== Aim of the task ==
Repeat all the material exactly; pictures stay out of your copy.

== Items from a data source ==
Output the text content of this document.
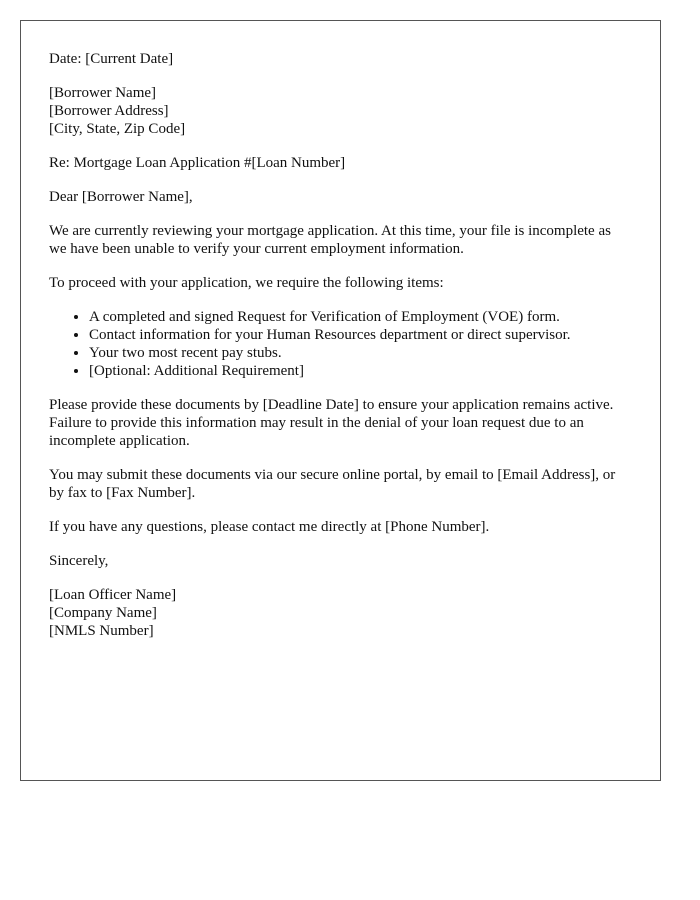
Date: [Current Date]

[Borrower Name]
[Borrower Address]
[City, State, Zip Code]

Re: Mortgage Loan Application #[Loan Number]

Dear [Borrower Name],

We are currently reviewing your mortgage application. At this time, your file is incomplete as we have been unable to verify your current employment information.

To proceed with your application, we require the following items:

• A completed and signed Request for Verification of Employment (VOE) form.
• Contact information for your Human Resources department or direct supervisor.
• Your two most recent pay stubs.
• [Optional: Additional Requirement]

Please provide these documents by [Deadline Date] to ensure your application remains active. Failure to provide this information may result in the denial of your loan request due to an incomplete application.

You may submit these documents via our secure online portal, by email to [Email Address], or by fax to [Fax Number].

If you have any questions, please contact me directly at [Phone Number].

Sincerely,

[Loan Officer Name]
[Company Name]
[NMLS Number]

== Full output ==
Output the text content of this document.
Date: [Current Date]

[Borrower Name]
[Borrower Address]
[City, State, Zip Code]

Re: Mortgage Loan Application #[Loan Number]

Dear [Borrower Name],

We are currently reviewing your mortgage application. At this time, your file is incomplete as we have been unable to verify your current employment information.

To proceed with your application, we require the following items:

• A completed and signed Request for Verification of Employment (VOE) form.
• Contact information for your Human Resources department or direct supervisor.
• Your two most recent pay stubs.
• [Optional: Additional Requirement]

Please provide these documents by [Deadline Date] to ensure your application remains active. Failure to provide this information may result in the denial of your loan request due to an incomplete application.

You may submit these documents via our secure online portal, by email to [Email Address], or by fax to [Fax Number].

If you have any questions, please contact me directly at [Phone Number].

Sincerely,

[Loan Officer Name]
[Company Name]
[NMLS Number]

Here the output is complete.